Set task
Give the number of lines in the data that hold the word "care", and nothing else.

######

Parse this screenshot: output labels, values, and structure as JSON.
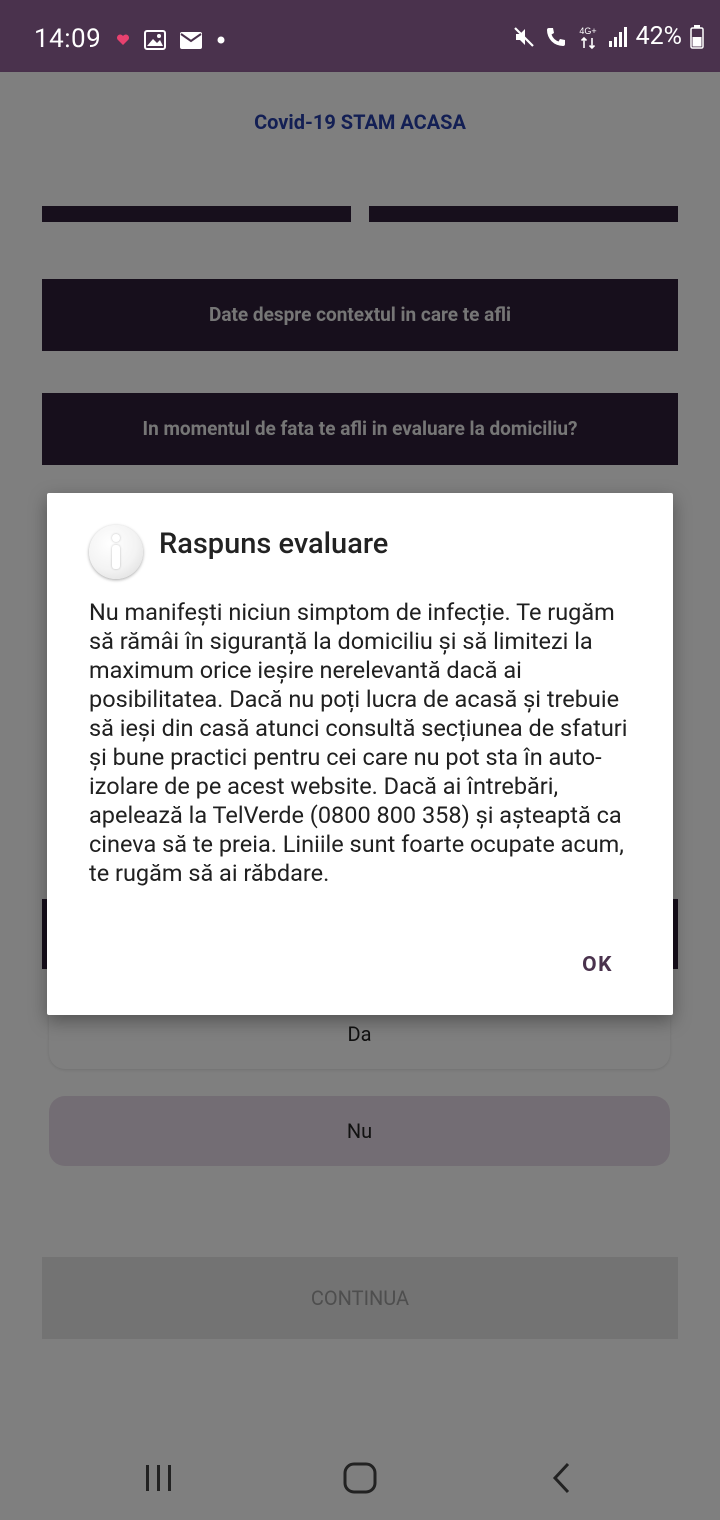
{
  "status_bar": {
    "time": "14:09",
    "battery_percent": "42%",
    "network_label": "4G+",
    "left_icons": [
      "heart-icon",
      "image-icon",
      "mail-icon",
      "dot-icon"
    ],
    "right_icons": [
      "mute-icon",
      "call-icon",
      "network-4g-icon",
      "signal-icon",
      "battery-icon"
    ]
  },
  "app_bar": {
    "title": "Covid-19 STAM ACASA"
  },
  "form": {
    "section_header": "Date despre contextul in care te afli",
    "question": "In momentul de fata te afli in evaluare la domiciliu?",
    "options": [
      {
        "label": "Da",
        "selected": false
      },
      {
        "label": "Nu",
        "selected": true
      }
    ],
    "continue_label": "CONTINUA"
  },
  "dialog": {
    "icon": "info-icon",
    "title": "Raspuns evaluare",
    "message": "Nu manifești niciun simptom de infecție. Te rugăm să rămâi în siguranță la domiciliu și să limitezi la maximum orice ieșire nerelevantă dacă ai posibilitatea. Dacă nu poți lucra de acasă și trebuie să ieși din casă atunci consultă secțiunea de sfaturi și bune practici pentru cei care nu pot sta în auto-izolare de pe acest website. Dacă ai întrebări, apelează la TelVerde (0800 800 358) și așteaptă ca cineva să te preia. Liniile sunt foarte ocupate acum, te rugăm să ai răbdare.",
    "ok_label": "OK"
  },
  "nav_bar": {
    "icons": [
      "recent-apps-icon",
      "home-icon",
      "back-icon"
    ]
  },
  "colors": {
    "status_bar": "#4a324d",
    "app_title": "#263fa8",
    "dark_section": "#2e1f38",
    "selected_option": "#e7dbe8",
    "dialog_button": "#4a324d"
  }
}
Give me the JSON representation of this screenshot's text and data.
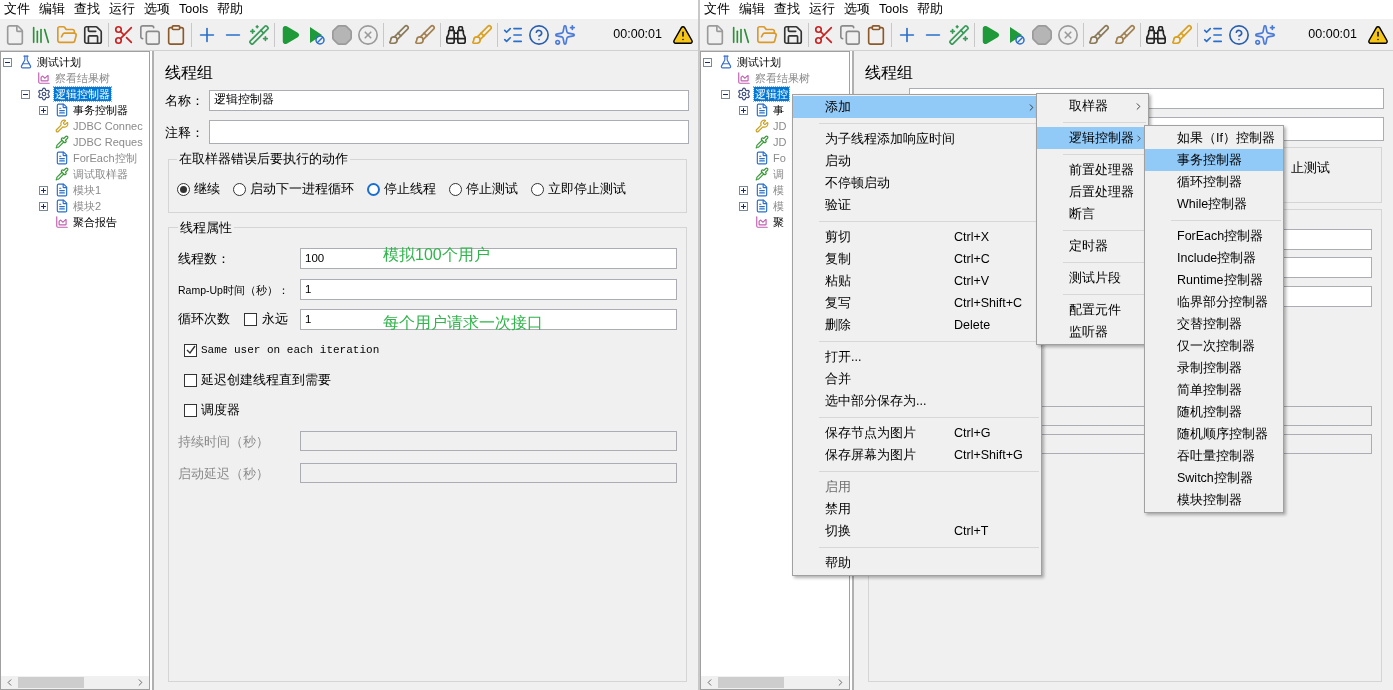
{
  "left": {
    "menubar": [
      "文件",
      "编辑",
      "查找",
      "运行",
      "选项",
      "Tools",
      "帮助"
    ],
    "toolbar": {
      "timer": "00:00:01"
    },
    "tree": [
      {
        "label": "测试计划",
        "kind": "plan",
        "selected": false,
        "disabled": false,
        "expanded": true,
        "children": [
          {
            "label": "察看结果树",
            "kind": "listener",
            "selected": false,
            "disabled": true
          },
          {
            "label": "逻辑控制器",
            "kind": "gear",
            "selected": true,
            "disabled": false,
            "expanded": true,
            "children": [
              {
                "label": "事务控制器",
                "kind": "controller",
                "selected": false,
                "disabled": false,
                "expanded": false
              },
              {
                "label": "JDBC Connec",
                "kind": "config",
                "selected": false,
                "disabled": true
              },
              {
                "label": "JDBC Reques",
                "kind": "sampler",
                "selected": false,
                "disabled": true
              },
              {
                "label": "ForEach控制",
                "kind": "controller",
                "selected": false,
                "disabled": true
              },
              {
                "label": "调试取样器",
                "kind": "sampler",
                "selected": false,
                "disabled": true
              },
              {
                "label": "模块1",
                "kind": "controller",
                "selected": false,
                "disabled": true,
                "expanded": false
              },
              {
                "label": "模块2",
                "kind": "controller",
                "selected": false,
                "disabled": true,
                "expanded": false
              },
              {
                "label": "聚合报告",
                "kind": "listener",
                "selected": false,
                "disabled": false
              }
            ]
          }
        ]
      }
    ],
    "form": {
      "title": "线程组",
      "name": {
        "label": "名称：",
        "value": "逻辑控制器"
      },
      "comment": {
        "label": "注释："
      },
      "error_action": {
        "title": "在取样器错误后要执行的动作",
        "options": [
          {
            "label": "继续",
            "selected": true,
            "focused": false
          },
          {
            "label": "启动下一进程循环",
            "selected": false,
            "focused": false
          },
          {
            "label": "停止线程",
            "selected": false,
            "focused": true
          },
          {
            "label": "停止测试",
            "selected": false,
            "focused": false
          },
          {
            "label": "立即停止测试",
            "selected": false,
            "focused": false
          }
        ]
      },
      "thread_props": {
        "title": "线程属性",
        "threads": {
          "label": "线程数：",
          "value": "100",
          "annotation": "模拟100个用户"
        },
        "rampup": {
          "label": "Ramp-Up时间（秒）：",
          "value": "1"
        },
        "loops": {
          "label": "循环次数",
          "forever": {
            "label": "永远",
            "checked": false
          },
          "value": "1",
          "annotation": "每个用户请求一次接口"
        },
        "checks": [
          {
            "label": "Same user on each iteration",
            "checked": true
          },
          {
            "label": "延迟创建线程直到需要",
            "checked": false
          },
          {
            "label": "调度器",
            "checked": false
          }
        ],
        "duration": {
          "label": "持续时间（秒）",
          "disabled": true
        },
        "delay": {
          "label": "启动延迟（秒）",
          "disabled": true
        }
      }
    }
  },
  "right": {
    "menubar": [
      "文件",
      "编辑",
      "查找",
      "运行",
      "选项",
      "Tools",
      "帮助"
    ],
    "toolbar": {
      "timer": "00:00:01"
    },
    "tree": [
      {
        "label": "测试计划",
        "kind": "plan",
        "selected": false,
        "disabled": false,
        "expanded": true,
        "children": [
          {
            "label": "察看结果树",
            "kind": "listener",
            "selected": false,
            "disabled": true
          },
          {
            "label": "逻辑控",
            "kind": "gear",
            "selected": true,
            "disabled": false,
            "expanded": true,
            "children": [
              {
                "label": "事",
                "kind": "controller",
                "selected": false,
                "disabled": false,
                "expanded": false
              },
              {
                "label": "JD",
                "kind": "config",
                "selected": false,
                "disabled": true
              },
              {
                "label": "JD",
                "kind": "sampler",
                "selected": false,
                "disabled": true
              },
              {
                "label": "Fo",
                "kind": "controller",
                "selected": false,
                "disabled": true
              },
              {
                "label": "调",
                "kind": "sampler",
                "selected": false,
                "disabled": true
              },
              {
                "label": "模",
                "kind": "controller",
                "selected": false,
                "disabled": true,
                "expanded": false
              },
              {
                "label": "模",
                "kind": "controller",
                "selected": false,
                "disabled": true,
                "expanded": false
              },
              {
                "label": "聚",
                "kind": "listener",
                "selected": false,
                "disabled": false
              }
            ]
          }
        ]
      }
    ],
    "form": {
      "title": "线程组",
      "error_action": {
        "fragment": "止测试"
      },
      "thread_props": {
        "duration": {
          "disabled": true
        },
        "delay": {
          "disabled": true
        }
      }
    },
    "context_menu": [
      {
        "kind": "item",
        "label": "添加",
        "submenu": true,
        "selected": true,
        "disabled": false
      },
      {
        "kind": "separator"
      },
      {
        "kind": "item",
        "label": "为子线程添加响应时间",
        "submenu": false,
        "selected": false,
        "disabled": false
      },
      {
        "kind": "item",
        "label": "启动",
        "submenu": false,
        "selected": false,
        "disabled": false
      },
      {
        "kind": "item",
        "label": "不停顿启动",
        "submenu": false,
        "selected": false,
        "disabled": false
      },
      {
        "kind": "item",
        "label": "验证",
        "submenu": false,
        "selected": false,
        "disabled": false
      },
      {
        "kind": "separator"
      },
      {
        "kind": "item",
        "label": "剪切",
        "shortcut": "Ctrl+X",
        "submenu": false,
        "selected": false,
        "disabled": false
      },
      {
        "kind": "item",
        "label": "复制",
        "shortcut": "Ctrl+C",
        "submenu": false,
        "selected": false,
        "disabled": false
      },
      {
        "kind": "item",
        "label": "粘贴",
        "shortcut": "Ctrl+V",
        "submenu": false,
        "selected": false,
        "disabled": false
      },
      {
        "kind": "item",
        "label": "复写",
        "shortcut": "Ctrl+Shift+C",
        "submenu": false,
        "selected": false,
        "disabled": false
      },
      {
        "kind": "item",
        "label": "删除",
        "shortcut": "Delete",
        "submenu": false,
        "selected": false,
        "disabled": false
      },
      {
        "kind": "separator"
      },
      {
        "kind": "item",
        "label": "打开...",
        "submenu": false,
        "selected": false,
        "disabled": false
      },
      {
        "kind": "item",
        "label": "合并",
        "submenu": false,
        "selected": false,
        "disabled": false
      },
      {
        "kind": "item",
        "label": "选中部分保存为...",
        "submenu": false,
        "selected": false,
        "disabled": false
      },
      {
        "kind": "separator"
      },
      {
        "kind": "item",
        "label": "保存节点为图片",
        "shortcut": "Ctrl+G",
        "submenu": false,
        "selected": false,
        "disabled": false
      },
      {
        "kind": "item",
        "label": "保存屏幕为图片",
        "shortcut": "Ctrl+Shift+G",
        "submenu": false,
        "selected": false,
        "disabled": false
      },
      {
        "kind": "separator"
      },
      {
        "kind": "item",
        "label": "启用",
        "submenu": false,
        "selected": false,
        "disabled": true
      },
      {
        "kind": "item",
        "label": "禁用",
        "submenu": false,
        "selected": false,
        "disabled": false
      },
      {
        "kind": "item",
        "label": "切换",
        "shortcut": "Ctrl+T",
        "submenu": false,
        "selected": false,
        "disabled": false
      },
      {
        "kind": "separator"
      },
      {
        "kind": "item",
        "label": "帮助",
        "submenu": false,
        "selected": false,
        "disabled": false
      }
    ],
    "add_submenu": [
      {
        "kind": "item",
        "label": "取样器",
        "submenu": true,
        "selected": false,
        "disabled": false
      },
      {
        "kind": "separator"
      },
      {
        "kind": "item",
        "label": "逻辑控制器",
        "submenu": true,
        "selected": true,
        "disabled": false
      },
      {
        "kind": "separator"
      },
      {
        "kind": "item",
        "label": "前置处理器",
        "submenu": false,
        "selected": false,
        "disabled": false
      },
      {
        "kind": "item",
        "label": "后置处理器",
        "submenu": false,
        "selected": false,
        "disabled": false
      },
      {
        "kind": "item",
        "label": "断言",
        "submenu": false,
        "selected": false,
        "disabled": false
      },
      {
        "kind": "separator"
      },
      {
        "kind": "item",
        "label": "定时器",
        "submenu": false,
        "selected": false,
        "disabled": false
      },
      {
        "kind": "separator"
      },
      {
        "kind": "item",
        "label": "测试片段",
        "submenu": false,
        "selected": false,
        "disabled": false
      },
      {
        "kind": "separator"
      },
      {
        "kind": "item",
        "label": "配置元件",
        "submenu": false,
        "selected": false,
        "disabled": false
      },
      {
        "kind": "item",
        "label": "监听器",
        "submenu": false,
        "selected": false,
        "disabled": false
      }
    ],
    "logic_submenu": [
      {
        "kind": "item",
        "label": "如果（If）控制器",
        "submenu": false,
        "selected": false,
        "disabled": false
      },
      {
        "kind": "item",
        "label": "事务控制器",
        "submenu": false,
        "selected": true,
        "disabled": false
      },
      {
        "kind": "item",
        "label": "循环控制器",
        "submenu": false,
        "selected": false,
        "disabled": false
      },
      {
        "kind": "item",
        "label": "While控制器",
        "submenu": false,
        "selected": false,
        "disabled": false
      },
      {
        "kind": "separator"
      },
      {
        "kind": "item",
        "label": "ForEach控制器",
        "submenu": false,
        "selected": false,
        "disabled": false
      },
      {
        "kind": "item",
        "label": "Include控制器",
        "submenu": false,
        "selected": false,
        "disabled": false
      },
      {
        "kind": "item",
        "label": "Runtime控制器",
        "submenu": false,
        "selected": false,
        "disabled": false
      },
      {
        "kind": "item",
        "label": "临界部分控制器",
        "submenu": false,
        "selected": false,
        "disabled": false
      },
      {
        "kind": "item",
        "label": "交替控制器",
        "submenu": false,
        "selected": false,
        "disabled": false
      },
      {
        "kind": "item",
        "label": "仅一次控制器",
        "submenu": false,
        "selected": false,
        "disabled": false
      },
      {
        "kind": "item",
        "label": "录制控制器",
        "submenu": false,
        "selected": false,
        "disabled": false
      },
      {
        "kind": "item",
        "label": "简单控制器",
        "submenu": false,
        "selected": false,
        "disabled": false
      },
      {
        "kind": "item",
        "label": "随机控制器",
        "submenu": false,
        "selected": false,
        "disabled": false
      },
      {
        "kind": "item",
        "label": "随机顺序控制器",
        "submenu": false,
        "selected": false,
        "disabled": false
      },
      {
        "kind": "item",
        "label": "吞吐量控制器",
        "submenu": false,
        "selected": false,
        "disabled": false
      },
      {
        "kind": "item",
        "label": "Switch控制器",
        "submenu": false,
        "selected": false,
        "disabled": false
      },
      {
        "kind": "item",
        "label": "模块控制器",
        "submenu": false,
        "selected": false,
        "disabled": false
      }
    ]
  }
}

######

The result
2